**EXERCISE TEXT:**
____

Optimal treatment of SIDM warrants a different management strategy than non-steroid-induced diabetes. For instance, metformin, which is often used first-line in type 2 diabetes, is not recommended for SIDM because of its many relative or absolute contraindications, which include nausea/vomiting, hypoxia and liver or kidney disease. As noted previously in the discussion about glyceroneogenesis, the role of thiazolidinediones is yet to be fully explored.

Non-pharmacologic intervention

As with all types of diabetes, initial steps to improve glycemic control include lifestyle modification which includes exercise and dietary counselling to provide options that can perhaps lessen post-prandial hyperglycemia.

Insulin

Because initiation of glucocorticoids can cause post-prandial hyperglycemia and the tapering of glucocorticoids can lead to normalization of glycemic control, current guidelines may insufficiently address this. Basal bolus insulin therapy remains the most flexible option for patients and includes three components: basal insulin, prandial insulin and a supplemental correction factor insulin [38]. Conventional use of long-acting basal insulin with traditional weight-based dosing may cause nocturnal hypoglycemia [33]. More studies exploring dose titration of insulin in patients on glucocorticoids possibly utilizing technology like continuous glucose monitoring system are needed. In general, however, timing of glucocorticoids, to a midday or an evening meal with concomitant administration of intermediate acting insulin, is judicious.

Secretagogues

Oral secretagogues such as sulfonylurea therapy do not specifically target post-prandial hyperglycemia and thus long-acting agents may be associated with hypoglycemia if the patient does not eat meals regularly. For patients with mild hyperglycemia who are unable or unwilling to give injections of insulin, a trial of short-acting secretagogues such as nateglinide or repaglinide taken before meals could be considered [38].

____

**EXTRACTED MATERIAL:**
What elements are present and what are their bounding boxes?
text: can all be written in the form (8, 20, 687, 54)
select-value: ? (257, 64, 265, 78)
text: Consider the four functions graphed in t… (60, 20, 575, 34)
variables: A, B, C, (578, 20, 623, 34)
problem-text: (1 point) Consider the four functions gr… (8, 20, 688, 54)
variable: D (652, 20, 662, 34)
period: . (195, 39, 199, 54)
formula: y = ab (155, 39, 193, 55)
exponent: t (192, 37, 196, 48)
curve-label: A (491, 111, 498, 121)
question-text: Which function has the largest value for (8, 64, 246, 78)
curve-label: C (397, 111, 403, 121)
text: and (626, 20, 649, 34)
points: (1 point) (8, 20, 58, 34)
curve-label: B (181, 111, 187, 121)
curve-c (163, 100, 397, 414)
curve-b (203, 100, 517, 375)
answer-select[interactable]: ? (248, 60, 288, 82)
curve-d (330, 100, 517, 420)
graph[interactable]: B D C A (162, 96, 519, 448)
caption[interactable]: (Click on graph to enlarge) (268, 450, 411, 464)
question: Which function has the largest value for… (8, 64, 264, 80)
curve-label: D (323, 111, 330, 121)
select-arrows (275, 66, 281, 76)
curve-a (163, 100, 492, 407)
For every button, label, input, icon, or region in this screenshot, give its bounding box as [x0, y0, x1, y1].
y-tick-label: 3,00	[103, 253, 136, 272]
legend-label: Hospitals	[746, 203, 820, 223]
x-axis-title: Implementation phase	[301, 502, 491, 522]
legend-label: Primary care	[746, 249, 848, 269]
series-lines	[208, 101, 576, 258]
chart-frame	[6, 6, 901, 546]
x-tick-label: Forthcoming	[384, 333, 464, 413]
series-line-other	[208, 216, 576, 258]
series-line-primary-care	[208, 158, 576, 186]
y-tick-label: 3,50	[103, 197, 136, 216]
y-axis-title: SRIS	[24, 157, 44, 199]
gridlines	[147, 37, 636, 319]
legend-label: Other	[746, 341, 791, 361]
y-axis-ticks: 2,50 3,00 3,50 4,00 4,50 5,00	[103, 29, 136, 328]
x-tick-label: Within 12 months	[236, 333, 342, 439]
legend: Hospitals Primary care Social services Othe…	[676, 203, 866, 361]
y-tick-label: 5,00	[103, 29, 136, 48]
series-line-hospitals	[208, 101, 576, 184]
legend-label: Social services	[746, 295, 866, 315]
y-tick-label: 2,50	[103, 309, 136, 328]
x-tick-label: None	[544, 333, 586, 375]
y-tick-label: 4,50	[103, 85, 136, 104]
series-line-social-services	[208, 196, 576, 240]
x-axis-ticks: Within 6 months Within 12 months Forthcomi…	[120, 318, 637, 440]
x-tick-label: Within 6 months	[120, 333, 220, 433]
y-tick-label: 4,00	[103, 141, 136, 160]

____

Rewrite the section of the steroid-induced diabetes text between "Non-pharmacologic intervention" and "lessen post-prandial hyperglycemia.", inclusive, replacing "exercise" with "physical activity".

**SOLUTION:**
Non-pharmacologic intervention

As with all types of diabetes, initial steps to improve glycemic control include lifestyle modification which includes physical activity and dietary counselling to provide options that can perhaps lessen post-prandial hyperglycemia.